» Aim: The entries below are to be transcribed in full, without their images.

(begin)

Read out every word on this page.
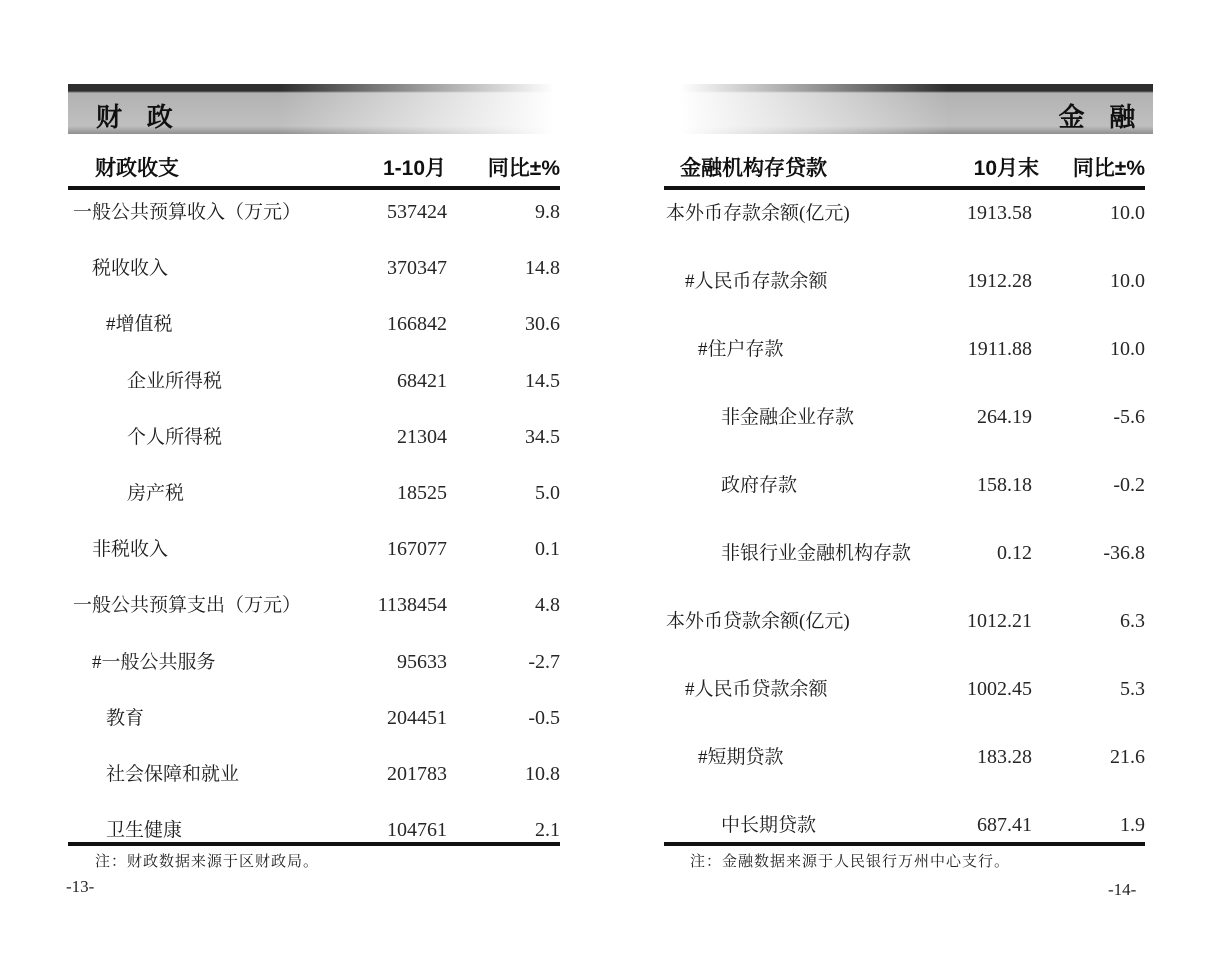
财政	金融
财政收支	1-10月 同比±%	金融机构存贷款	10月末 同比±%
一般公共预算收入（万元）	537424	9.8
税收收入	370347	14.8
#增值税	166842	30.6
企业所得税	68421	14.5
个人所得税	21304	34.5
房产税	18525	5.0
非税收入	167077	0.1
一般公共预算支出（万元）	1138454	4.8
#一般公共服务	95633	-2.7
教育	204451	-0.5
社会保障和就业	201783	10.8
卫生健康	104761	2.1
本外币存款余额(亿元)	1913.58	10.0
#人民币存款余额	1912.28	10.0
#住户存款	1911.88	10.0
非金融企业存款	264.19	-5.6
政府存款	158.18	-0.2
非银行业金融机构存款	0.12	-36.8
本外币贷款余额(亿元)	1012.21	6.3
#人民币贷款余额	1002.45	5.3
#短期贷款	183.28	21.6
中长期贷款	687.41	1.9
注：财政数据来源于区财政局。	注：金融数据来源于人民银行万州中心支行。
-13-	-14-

(end)

» Written solution:
Read out every word on this page.
财政	金融
财政收支	1-10月 同比±%	金融机构存贷款	10月末 同比±%
一般公共预算收入（万元）	537424	9.8
税收收入	370347	14.8
#增值税	166842	30.6
企业所得税	68421	14.5
个人所得税	21304	34.5
房产税	18525	5.0
非税收入	167077	0.1
一般公共预算支出（万元）	1138454	4.8
#一般公共服务	95633	-2.7
教育	204451	-0.5
社会保障和就业	201783	10.8
卫生健康	104761	2.1
本外币存款余额(亿元)	1913.58	10.0
#人民币存款余额	1912.28	10.0
#住户存款	1911.88	10.0
非金融企业存款	264.19	-5.6
政府存款	158.18	-0.2
非银行业金融机构存款	0.12	-36.8
本外币贷款余额(亿元)	1012.21	6.3
#人民币贷款余额	1002.45	5.3
#短期贷款	183.28	21.6
中长期贷款	687.41	1.9
注：财政数据来源于区财政局。	注：金融数据来源于人民银行万州中心支行。
-13-	-14-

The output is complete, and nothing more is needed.